TASK REQUIREMENTS: Reproduce each line of the material exactly, minus any picture.

EXCERPTED RECORDS:
+-------+

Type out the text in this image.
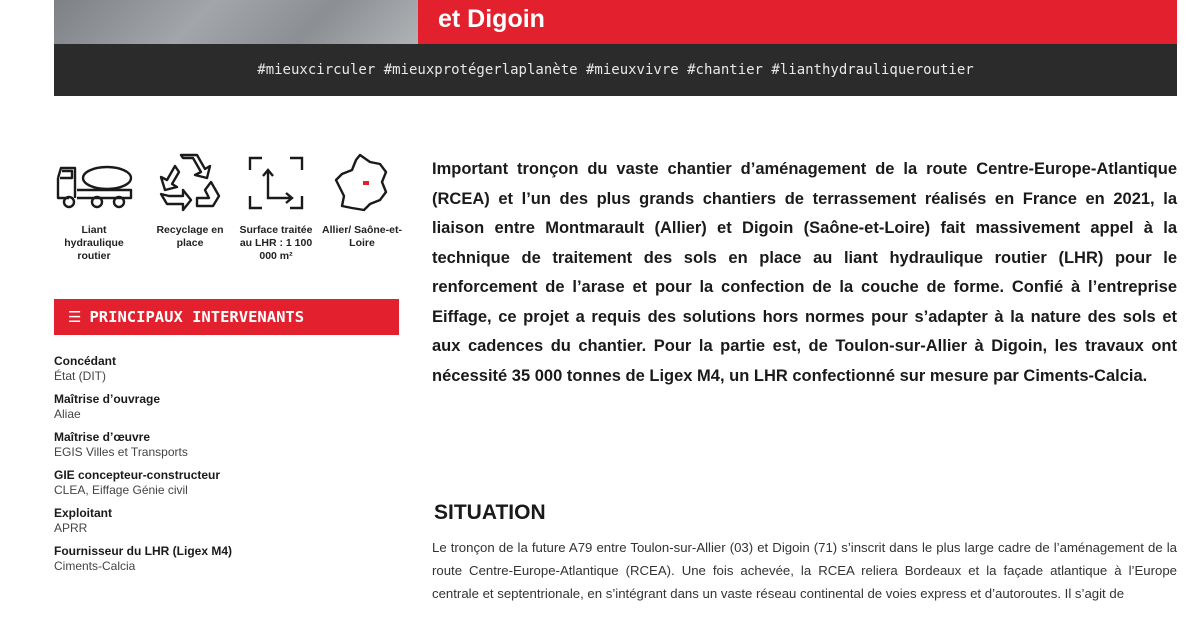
et Digoin
#mieuxcirculer #mieuxprotégerlaplanète #mieuxvivre #chantier #lianthydrauliqueroutier
Liant hydraulique routier
Recyclage en place
Surface traitée au LHR : 1 100 000 m²
Allier/ Saône-et-Loire
☰ PRINCIPAUX INTERVENANTS
Concédant
État (DIT)
Maîtrise d’ouvrage
Aliae
Maîtrise d’œuvre
EGIS Villes et Transports
GIE concepteur-constructeur
CLEA, Eiffage Génie civil
Exploitant
APRR
Fournisseur du LHR (Ligex M4)
Ciments-Calcia
Important tronçon du vaste chantier d’aménagement de la route Centre-Europe-Atlantique (RCEA) et l’un des plus grands chantiers de terrassement réalisés en France en 2021, la liaison entre Montmarault (Allier) et Digoin (Saône-et-Loire) fait massivement appel à la technique de traitement des sols en place au liant hydraulique routier (LHR) pour le renforcement de l’arase et pour la confection de la couche de forme. Confié à l’entreprise Eiffage, ce projet a requis des solutions hors normes pour s’adapter à la nature des sols et aux cadences du chantier. Pour la partie est, de Toulon-sur-Allier à Digoin, les travaux ont nécessité 35 000 tonnes de Ligex M4, un LHR confectionné sur mesure par Ciments-Calcia.
SITUATION
Le tronçon de la future A79 entre Toulon-sur-Allier (03) et Digoin (71) s’inscrit dans le plus large cadre de l’aménagement de la route Centre-Europe-Atlantique (RCEA). Une fois achevée, la RCEA reliera Bordeaux et la façade atlantique à l’Europe centrale et septentrionale, en s’intégrant dans un vaste réseau continental de voies express et d’autoroutes. Il s’agit de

+-------+

EXERCISE RESULT:
Type out the text in this image.
et Digoin
#mieuxcirculer #mieuxprotégerlaplanète #mieuxvivre #chantier #lianthydrauliqueroutier
Liant hydraulique routier
Recyclage en place
Surface traitée au LHR : 1 100 000 m²
Allier/ Saône-et-Loire
☰ PRINCIPAUX INTERVENANTS
Concédant
État (DIT)
Maîtrise d’ouvrage
Aliae
Maîtrise d’œuvre
EGIS Villes et Transports
GIE concepteur-constructeur
CLEA, Eiffage Génie civil
Exploitant
APRR
Fournisseur du LHR (Ligex M4)
Ciments-Calcia
Important tronçon du vaste chantier d’aménagement de la route Centre-Europe-Atlantique (RCEA) et l’un des plus grands chantiers de terrassement réalisés en France en 2021, la liaison entre Montmarault (Allier) et Digoin (Saône-et-Loire) fait massivement appel à la technique de traitement des sols en place au liant hydraulique routier (LHR) pour le renforcement de l’arase et pour la confection de la couche de forme. Confié à l’entreprise Eiffage, ce projet a requis des solutions hors normes pour s’adapter à la nature des sols et aux cadences du chantier. Pour la partie est, de Toulon-sur-Allier à Digoin, les travaux ont nécessité 35 000 tonnes de Ligex M4, un LHR confectionné sur mesure par Ciments-Calcia.
SITUATION
Le tronçon de la future A79 entre Toulon-sur-Allier (03) et Digoin (71) s’inscrit dans le plus large cadre de l’aménagement de la route Centre-Europe-Atlantique (RCEA). Une fois achevée, la RCEA reliera Bordeaux et la façade atlantique à l’Europe centrale et septentrionale, en s’intégrant dans un vaste réseau continental de voies express et d’autoroutes. Il s’agit de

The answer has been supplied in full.